= Goal =
Your task is to gather the lines below that hold the string "Wavelength".

Dataset entries on figures:
[Begin]
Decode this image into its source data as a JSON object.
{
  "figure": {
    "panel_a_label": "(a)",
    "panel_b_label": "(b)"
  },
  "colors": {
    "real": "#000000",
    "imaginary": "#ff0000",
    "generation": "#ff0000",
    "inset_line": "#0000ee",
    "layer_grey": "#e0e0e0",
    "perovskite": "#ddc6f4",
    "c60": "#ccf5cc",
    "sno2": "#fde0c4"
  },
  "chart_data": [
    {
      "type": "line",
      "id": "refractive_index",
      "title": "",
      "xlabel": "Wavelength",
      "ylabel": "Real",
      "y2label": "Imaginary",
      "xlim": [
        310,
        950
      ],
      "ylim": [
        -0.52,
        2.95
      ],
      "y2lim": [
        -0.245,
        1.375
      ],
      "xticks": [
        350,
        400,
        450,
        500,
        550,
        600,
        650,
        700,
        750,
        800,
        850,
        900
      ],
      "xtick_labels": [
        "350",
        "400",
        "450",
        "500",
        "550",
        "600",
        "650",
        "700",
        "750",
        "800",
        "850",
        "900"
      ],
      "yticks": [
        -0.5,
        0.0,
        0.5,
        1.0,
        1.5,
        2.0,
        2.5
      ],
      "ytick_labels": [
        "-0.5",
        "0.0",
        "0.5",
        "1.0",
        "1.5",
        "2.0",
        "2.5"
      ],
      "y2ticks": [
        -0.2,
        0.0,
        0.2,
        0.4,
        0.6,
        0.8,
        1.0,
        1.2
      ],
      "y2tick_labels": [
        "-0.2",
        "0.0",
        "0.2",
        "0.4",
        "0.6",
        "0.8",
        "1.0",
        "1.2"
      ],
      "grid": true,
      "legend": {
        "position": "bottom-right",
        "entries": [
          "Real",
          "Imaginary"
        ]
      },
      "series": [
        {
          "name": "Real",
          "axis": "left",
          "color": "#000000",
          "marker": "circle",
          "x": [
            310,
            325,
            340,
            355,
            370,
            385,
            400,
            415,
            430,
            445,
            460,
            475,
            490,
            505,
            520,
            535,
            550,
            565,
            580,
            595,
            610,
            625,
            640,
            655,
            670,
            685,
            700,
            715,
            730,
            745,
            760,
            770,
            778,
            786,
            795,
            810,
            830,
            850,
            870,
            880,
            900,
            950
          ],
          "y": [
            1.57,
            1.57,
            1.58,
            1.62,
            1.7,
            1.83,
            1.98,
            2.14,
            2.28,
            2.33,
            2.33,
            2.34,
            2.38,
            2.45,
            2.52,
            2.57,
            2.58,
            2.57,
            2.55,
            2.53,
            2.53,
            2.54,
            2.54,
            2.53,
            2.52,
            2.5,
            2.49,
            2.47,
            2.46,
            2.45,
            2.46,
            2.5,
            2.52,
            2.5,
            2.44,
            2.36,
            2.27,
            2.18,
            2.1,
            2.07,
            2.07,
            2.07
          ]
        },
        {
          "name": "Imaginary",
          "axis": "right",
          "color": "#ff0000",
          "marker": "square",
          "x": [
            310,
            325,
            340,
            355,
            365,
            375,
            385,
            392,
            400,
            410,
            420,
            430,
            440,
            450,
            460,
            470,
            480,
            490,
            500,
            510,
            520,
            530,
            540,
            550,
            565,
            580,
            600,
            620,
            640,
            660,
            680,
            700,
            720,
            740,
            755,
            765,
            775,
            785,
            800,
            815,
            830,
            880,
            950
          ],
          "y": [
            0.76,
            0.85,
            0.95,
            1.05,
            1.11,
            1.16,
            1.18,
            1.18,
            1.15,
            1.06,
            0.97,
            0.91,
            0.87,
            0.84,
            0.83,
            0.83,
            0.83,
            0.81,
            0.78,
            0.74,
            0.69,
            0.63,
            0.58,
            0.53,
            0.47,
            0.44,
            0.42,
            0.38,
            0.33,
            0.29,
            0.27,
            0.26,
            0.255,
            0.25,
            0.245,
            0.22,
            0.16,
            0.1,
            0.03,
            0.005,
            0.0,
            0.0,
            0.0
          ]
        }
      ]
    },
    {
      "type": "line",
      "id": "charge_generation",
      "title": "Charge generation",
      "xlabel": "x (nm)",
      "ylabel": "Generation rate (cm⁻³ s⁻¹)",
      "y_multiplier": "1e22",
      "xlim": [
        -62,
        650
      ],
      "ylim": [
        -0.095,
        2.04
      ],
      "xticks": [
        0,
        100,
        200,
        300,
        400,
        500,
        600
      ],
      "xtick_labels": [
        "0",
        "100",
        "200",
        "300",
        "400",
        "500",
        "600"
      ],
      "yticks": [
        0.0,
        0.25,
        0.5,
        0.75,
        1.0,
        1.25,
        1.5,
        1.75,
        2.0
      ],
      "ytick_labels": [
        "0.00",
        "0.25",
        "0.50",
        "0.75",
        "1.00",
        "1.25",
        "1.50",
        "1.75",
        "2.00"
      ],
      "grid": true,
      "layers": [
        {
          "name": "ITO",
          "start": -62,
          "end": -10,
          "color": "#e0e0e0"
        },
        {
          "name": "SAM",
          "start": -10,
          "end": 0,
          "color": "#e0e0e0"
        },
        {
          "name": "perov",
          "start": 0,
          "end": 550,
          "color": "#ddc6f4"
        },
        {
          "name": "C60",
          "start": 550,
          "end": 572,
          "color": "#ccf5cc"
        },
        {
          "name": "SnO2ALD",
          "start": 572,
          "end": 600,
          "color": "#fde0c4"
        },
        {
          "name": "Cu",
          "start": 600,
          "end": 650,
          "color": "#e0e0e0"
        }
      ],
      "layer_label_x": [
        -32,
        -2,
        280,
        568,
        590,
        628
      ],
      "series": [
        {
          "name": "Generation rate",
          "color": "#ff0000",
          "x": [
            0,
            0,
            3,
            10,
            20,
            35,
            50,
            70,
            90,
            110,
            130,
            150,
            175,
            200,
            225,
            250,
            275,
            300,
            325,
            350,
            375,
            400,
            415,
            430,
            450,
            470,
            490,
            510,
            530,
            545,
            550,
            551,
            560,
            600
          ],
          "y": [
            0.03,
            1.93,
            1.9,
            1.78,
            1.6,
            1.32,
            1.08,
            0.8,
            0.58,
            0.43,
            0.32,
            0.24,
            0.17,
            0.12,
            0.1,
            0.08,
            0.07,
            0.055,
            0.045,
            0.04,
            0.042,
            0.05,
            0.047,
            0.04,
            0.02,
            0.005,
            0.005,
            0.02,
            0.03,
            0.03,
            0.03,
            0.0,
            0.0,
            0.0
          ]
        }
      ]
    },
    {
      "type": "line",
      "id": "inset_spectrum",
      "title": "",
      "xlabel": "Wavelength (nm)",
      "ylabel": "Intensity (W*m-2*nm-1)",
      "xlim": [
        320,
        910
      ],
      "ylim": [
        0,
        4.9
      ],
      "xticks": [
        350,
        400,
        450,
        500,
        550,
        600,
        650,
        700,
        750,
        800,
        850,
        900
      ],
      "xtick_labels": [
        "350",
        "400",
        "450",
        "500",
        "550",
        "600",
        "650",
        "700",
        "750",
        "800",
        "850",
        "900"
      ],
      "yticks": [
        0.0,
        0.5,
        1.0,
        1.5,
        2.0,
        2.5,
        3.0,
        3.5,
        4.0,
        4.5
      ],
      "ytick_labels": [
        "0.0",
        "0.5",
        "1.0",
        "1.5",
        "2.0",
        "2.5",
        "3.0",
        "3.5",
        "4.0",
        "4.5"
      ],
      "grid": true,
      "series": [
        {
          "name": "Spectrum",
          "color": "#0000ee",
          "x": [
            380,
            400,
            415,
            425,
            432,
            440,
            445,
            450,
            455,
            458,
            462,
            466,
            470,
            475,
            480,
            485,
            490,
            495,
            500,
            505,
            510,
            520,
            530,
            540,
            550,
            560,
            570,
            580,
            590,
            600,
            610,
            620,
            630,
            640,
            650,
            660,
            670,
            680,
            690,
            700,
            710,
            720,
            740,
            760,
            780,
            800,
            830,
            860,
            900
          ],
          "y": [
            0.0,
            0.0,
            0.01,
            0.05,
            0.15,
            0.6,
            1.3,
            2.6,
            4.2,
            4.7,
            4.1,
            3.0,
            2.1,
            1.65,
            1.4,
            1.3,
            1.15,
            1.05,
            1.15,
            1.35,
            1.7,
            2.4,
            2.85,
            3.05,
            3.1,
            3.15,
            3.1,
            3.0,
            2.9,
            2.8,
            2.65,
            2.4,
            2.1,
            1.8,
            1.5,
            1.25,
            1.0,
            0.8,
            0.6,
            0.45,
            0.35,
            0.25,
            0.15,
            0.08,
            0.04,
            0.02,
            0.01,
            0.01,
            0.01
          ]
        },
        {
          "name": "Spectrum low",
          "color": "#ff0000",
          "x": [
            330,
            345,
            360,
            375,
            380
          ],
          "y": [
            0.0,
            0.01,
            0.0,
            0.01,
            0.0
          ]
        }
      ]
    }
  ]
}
[End]
= Completed exercise =
      "xlabel": "Wavelength",
      "xlabel": "Wavelength (nm)",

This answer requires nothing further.